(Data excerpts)

-- BEGIN --

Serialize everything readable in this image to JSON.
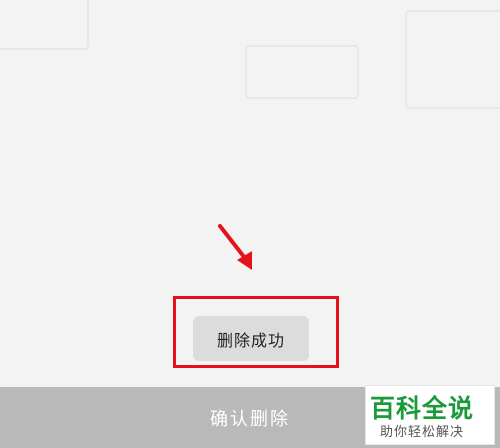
{
  "toast": {
    "message": "删除成功"
  },
  "bottom_bar": {
    "confirm_label": "确认删除"
  },
  "watermark": {
    "main": "百科全说",
    "sub": "助你轻松解决"
  },
  "colors": {
    "highlight": "#e4121b",
    "watermark_green": "#1a9a3a",
    "bottom_bar": "#b9b9b9",
    "toast_bg": "#dcdcdc"
  }
}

-- END --

> Aim of the exercise
Quote the listing above in full, except for the pictures.

> Reply
Serialize everything readable in this image to JSON.
{
  "toast": {
    "message": "删除成功"
  },
  "bottom_bar": {
    "confirm_label": "确认删除"
  },
  "watermark": {
    "main": "百科全说",
    "sub": "助你轻松解决"
  },
  "colors": {
    "highlight": "#e4121b",
    "watermark_green": "#1a9a3a",
    "bottom_bar": "#b9b9b9",
    "toast_bg": "#dcdcdc"
  }
}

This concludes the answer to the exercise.